##### RECORDS TO USE #####

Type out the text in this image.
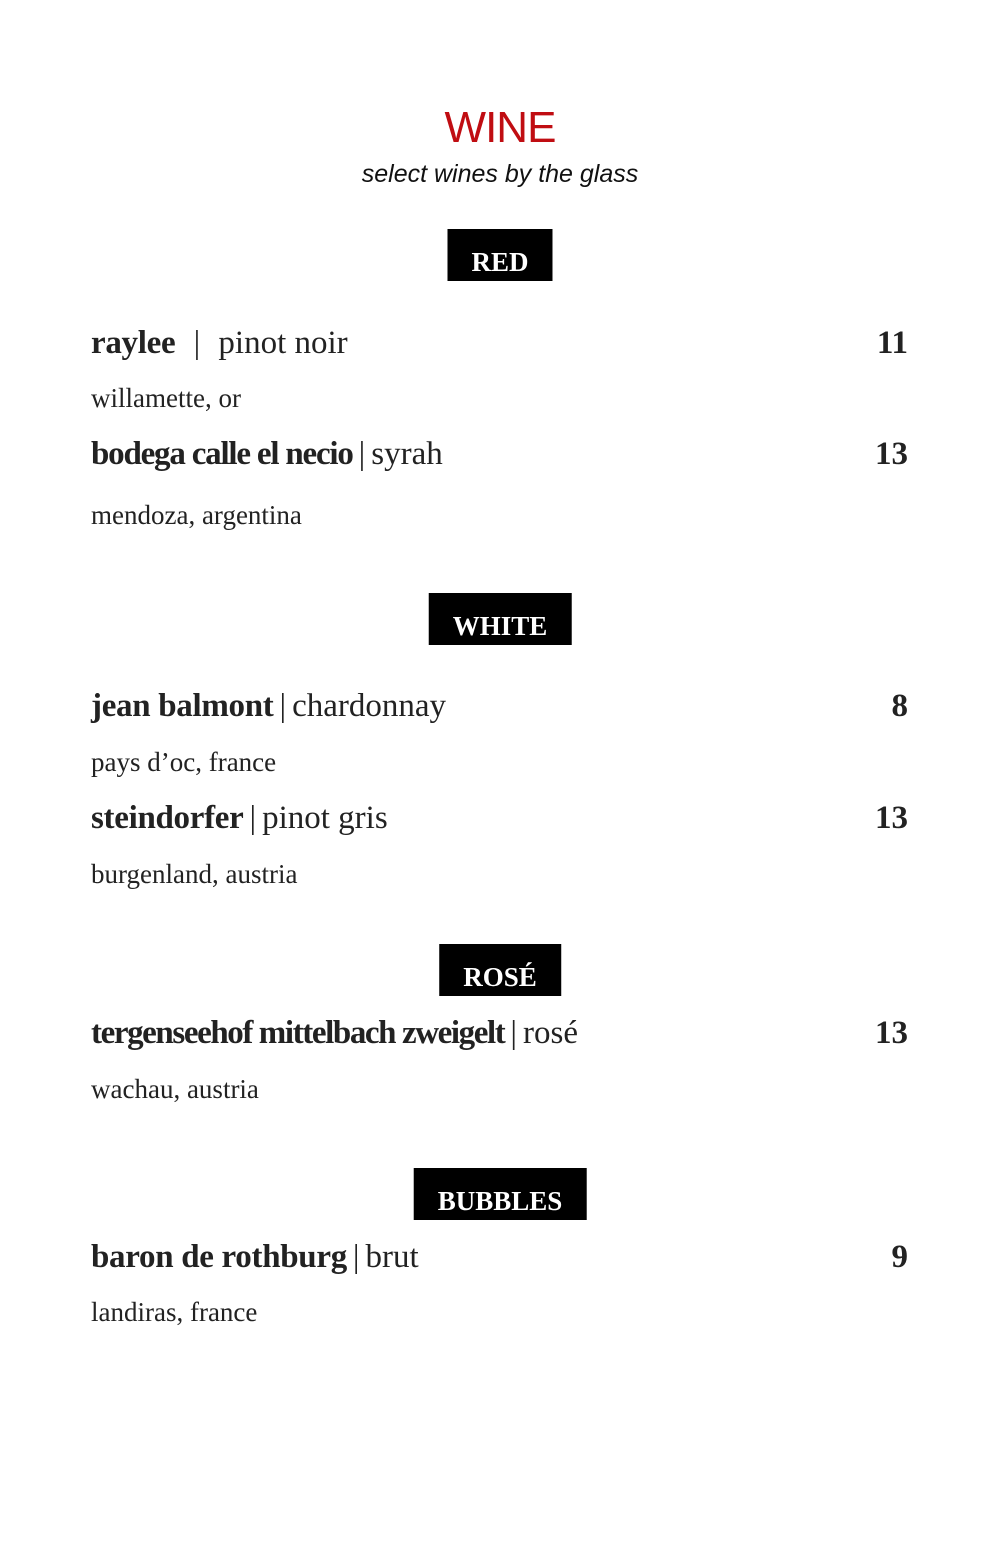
WINE
select wines by the glass
RED
raylee | pinot noir	11
willamette, or
bodega calle el necio | syrah	13
mendoza, argentina
WHITE
jean balmont | chardonnay	8
pays d’oc, france
steindorfer | pinot gris	13
burgenland, austria
ROSÉ
tergenseehof mittelbach zweigelt | rosé	13
wachau, austria
BUBBLES
baron de rothburg | brut	9
landiras, france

#####

EXERCISE AIM:
Keep only the lines that hold the string "austria", and copy them out.

ANSWER TO THIS EXERCISE:
burgenland, austria
wachau, austria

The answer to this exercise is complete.